◆ EXERCISE REQUIREMENTS
Read the lines that follow and pick out every one containing the word "temperature".
-- Begin SUPPLIED INFORMATION --
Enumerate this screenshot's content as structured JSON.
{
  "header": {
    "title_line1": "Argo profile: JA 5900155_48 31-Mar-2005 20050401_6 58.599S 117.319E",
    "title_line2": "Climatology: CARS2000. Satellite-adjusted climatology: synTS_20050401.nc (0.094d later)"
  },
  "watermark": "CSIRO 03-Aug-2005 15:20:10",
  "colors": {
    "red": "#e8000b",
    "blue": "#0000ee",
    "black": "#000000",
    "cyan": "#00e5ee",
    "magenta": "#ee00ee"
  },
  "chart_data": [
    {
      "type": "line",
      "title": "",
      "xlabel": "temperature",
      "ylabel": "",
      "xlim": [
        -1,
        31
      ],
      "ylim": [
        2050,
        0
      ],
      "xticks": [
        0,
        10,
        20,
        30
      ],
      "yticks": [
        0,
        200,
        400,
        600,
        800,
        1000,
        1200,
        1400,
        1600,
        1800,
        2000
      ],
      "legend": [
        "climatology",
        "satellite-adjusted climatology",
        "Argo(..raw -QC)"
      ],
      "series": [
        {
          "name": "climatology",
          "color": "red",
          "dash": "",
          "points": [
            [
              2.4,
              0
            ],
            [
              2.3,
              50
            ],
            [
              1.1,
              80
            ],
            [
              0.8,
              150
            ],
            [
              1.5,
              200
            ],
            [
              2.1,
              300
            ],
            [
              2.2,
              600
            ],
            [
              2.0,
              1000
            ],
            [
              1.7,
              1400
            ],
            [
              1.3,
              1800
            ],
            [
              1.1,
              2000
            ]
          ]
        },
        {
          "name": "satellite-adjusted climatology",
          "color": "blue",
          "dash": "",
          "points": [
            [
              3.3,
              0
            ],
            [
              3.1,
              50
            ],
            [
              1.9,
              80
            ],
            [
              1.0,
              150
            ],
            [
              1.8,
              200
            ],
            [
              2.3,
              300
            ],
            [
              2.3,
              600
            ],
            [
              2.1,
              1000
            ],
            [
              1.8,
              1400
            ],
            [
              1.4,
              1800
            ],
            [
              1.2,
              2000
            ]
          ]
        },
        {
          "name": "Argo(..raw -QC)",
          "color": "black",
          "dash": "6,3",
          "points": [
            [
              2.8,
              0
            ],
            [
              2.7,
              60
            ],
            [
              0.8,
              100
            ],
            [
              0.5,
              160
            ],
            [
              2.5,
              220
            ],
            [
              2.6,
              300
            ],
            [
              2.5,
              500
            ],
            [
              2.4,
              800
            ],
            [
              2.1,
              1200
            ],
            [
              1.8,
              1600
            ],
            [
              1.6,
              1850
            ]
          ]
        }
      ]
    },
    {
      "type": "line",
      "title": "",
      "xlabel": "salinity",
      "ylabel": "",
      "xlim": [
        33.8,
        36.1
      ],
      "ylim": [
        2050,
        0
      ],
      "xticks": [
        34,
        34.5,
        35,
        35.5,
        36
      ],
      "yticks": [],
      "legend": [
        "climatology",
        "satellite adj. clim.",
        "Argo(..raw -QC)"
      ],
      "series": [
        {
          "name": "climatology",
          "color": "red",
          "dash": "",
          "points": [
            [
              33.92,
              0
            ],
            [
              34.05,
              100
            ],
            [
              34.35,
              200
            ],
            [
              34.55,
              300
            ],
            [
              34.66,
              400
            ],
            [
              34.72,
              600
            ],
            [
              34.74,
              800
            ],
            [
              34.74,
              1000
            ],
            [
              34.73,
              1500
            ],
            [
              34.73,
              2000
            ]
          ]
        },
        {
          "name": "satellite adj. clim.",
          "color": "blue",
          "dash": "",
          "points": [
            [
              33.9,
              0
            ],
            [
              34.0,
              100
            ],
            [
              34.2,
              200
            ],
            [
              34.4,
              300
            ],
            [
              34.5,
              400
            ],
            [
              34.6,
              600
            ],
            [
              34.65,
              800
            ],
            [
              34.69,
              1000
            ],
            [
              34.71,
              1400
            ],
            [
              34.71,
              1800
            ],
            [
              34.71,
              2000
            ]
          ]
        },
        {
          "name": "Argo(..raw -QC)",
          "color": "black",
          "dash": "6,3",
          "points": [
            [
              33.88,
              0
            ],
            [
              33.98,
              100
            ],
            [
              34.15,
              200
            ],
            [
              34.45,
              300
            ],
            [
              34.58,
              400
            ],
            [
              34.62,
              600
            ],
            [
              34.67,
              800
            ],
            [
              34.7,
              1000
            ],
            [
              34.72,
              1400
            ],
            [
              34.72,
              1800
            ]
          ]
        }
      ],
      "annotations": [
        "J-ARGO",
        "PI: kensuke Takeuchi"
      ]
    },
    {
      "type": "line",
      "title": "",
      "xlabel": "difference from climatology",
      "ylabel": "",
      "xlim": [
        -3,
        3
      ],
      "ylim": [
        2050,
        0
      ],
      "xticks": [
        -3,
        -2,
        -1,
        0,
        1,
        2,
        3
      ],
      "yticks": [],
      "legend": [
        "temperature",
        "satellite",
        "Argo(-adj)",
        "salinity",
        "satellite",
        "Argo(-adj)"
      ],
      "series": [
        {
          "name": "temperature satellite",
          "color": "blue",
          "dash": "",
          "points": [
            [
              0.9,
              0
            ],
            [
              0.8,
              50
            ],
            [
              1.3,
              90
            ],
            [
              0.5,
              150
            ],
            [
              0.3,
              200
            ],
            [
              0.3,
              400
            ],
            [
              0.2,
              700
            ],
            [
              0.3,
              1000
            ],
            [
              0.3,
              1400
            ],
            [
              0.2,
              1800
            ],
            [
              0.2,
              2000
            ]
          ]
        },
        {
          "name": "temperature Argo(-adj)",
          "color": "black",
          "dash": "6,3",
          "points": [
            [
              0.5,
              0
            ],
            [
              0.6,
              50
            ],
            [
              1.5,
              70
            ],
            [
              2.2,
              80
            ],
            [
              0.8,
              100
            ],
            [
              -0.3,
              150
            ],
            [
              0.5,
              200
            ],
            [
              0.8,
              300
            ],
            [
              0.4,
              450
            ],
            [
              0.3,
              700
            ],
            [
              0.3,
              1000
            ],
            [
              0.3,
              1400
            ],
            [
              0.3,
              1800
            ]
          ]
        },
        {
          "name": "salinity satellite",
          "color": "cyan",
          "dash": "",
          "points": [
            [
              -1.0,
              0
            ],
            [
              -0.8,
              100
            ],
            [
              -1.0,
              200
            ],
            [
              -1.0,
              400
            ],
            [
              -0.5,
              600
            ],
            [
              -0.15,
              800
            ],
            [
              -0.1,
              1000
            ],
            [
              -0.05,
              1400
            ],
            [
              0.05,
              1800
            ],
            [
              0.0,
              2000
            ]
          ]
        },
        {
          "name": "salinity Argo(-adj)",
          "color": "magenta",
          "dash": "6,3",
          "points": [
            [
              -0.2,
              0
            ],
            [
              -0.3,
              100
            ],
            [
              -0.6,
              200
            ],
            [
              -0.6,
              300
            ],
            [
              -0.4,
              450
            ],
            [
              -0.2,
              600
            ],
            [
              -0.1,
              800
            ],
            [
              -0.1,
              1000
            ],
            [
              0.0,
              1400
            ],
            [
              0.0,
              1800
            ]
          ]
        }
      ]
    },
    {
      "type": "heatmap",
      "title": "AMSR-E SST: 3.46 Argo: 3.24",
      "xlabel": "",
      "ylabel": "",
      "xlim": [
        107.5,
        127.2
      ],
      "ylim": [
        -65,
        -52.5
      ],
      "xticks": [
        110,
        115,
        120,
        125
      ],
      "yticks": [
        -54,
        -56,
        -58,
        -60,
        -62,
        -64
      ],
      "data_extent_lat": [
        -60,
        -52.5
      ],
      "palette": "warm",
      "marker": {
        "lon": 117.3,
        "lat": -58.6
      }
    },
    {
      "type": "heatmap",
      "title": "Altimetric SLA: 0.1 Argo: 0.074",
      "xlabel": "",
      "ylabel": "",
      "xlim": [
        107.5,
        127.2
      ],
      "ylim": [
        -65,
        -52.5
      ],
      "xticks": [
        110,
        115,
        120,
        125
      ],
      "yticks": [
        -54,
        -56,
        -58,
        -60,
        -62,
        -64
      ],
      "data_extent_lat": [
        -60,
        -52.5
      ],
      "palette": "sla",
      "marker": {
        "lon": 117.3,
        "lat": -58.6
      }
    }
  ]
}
-- End SUPPLIED INFORMATION --
-- Begin SUPPLIED INFORMATION --
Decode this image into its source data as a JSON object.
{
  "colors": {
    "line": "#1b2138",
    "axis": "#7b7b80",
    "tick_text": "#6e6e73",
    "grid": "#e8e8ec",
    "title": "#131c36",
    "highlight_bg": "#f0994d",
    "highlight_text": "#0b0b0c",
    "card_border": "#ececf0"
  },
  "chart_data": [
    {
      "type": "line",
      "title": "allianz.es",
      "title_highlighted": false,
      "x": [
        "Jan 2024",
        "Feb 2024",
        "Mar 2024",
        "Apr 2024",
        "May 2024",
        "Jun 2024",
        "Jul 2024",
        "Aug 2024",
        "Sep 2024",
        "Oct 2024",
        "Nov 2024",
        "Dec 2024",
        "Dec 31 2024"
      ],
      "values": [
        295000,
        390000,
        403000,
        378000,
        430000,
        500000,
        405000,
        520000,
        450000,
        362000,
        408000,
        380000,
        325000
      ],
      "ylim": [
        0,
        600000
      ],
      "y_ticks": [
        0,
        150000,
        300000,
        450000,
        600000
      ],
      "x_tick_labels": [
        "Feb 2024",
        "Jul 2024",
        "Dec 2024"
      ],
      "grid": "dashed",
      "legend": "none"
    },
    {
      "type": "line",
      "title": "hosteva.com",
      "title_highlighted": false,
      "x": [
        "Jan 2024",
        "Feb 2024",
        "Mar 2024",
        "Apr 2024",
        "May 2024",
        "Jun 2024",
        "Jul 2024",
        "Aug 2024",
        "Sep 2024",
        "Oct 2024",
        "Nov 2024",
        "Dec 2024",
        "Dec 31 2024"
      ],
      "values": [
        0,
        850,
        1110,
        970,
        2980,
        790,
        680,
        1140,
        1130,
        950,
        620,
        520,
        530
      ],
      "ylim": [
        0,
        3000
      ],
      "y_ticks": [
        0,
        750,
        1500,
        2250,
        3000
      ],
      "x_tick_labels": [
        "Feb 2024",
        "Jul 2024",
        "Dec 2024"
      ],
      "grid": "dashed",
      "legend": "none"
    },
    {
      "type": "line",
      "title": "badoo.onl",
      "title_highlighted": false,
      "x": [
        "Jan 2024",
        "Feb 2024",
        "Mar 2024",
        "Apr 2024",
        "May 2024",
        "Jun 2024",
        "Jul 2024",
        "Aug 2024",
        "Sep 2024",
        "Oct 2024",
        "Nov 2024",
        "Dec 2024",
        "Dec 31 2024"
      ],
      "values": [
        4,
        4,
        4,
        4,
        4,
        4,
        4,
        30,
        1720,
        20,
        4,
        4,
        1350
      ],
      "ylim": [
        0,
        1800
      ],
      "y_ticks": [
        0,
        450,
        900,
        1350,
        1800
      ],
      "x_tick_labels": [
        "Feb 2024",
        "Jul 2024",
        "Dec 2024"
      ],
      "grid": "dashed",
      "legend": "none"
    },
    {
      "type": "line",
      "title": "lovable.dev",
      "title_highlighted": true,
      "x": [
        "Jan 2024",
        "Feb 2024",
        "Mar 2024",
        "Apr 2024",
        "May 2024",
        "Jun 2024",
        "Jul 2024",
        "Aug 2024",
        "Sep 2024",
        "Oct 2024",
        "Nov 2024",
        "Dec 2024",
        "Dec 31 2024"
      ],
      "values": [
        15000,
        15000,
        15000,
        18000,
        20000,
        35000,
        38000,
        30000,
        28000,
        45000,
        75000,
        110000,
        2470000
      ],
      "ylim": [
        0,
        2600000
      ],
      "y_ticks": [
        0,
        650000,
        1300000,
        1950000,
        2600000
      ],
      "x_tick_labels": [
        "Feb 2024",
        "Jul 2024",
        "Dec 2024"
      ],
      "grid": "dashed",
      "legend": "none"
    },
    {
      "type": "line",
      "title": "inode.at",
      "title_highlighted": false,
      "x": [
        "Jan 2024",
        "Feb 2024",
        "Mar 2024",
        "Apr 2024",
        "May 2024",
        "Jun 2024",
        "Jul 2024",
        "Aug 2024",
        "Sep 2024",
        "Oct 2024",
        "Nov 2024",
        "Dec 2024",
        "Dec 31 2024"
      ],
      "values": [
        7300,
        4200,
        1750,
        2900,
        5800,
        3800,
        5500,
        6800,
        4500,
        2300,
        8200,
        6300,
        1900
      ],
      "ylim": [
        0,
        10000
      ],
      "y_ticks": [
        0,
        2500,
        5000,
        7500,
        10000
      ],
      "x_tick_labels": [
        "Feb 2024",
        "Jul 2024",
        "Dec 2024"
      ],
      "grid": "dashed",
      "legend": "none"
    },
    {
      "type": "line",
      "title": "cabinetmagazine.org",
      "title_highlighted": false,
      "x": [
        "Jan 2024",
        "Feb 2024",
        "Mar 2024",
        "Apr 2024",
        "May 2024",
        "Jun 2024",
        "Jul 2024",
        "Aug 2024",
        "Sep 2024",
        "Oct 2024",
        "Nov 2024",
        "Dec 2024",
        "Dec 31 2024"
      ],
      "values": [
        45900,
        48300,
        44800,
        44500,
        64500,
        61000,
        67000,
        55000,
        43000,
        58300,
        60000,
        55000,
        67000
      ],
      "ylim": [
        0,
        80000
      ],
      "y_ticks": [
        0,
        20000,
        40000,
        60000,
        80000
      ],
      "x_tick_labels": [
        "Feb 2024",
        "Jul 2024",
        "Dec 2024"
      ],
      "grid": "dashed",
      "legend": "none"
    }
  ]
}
-- End SUPPLIED INFORMATION --
◆ FULL ANSWER
      "xlabel": "temperature",
        "temperature",
          "name": "temperature satellite",
          "name": "temperature Argo(-adj)",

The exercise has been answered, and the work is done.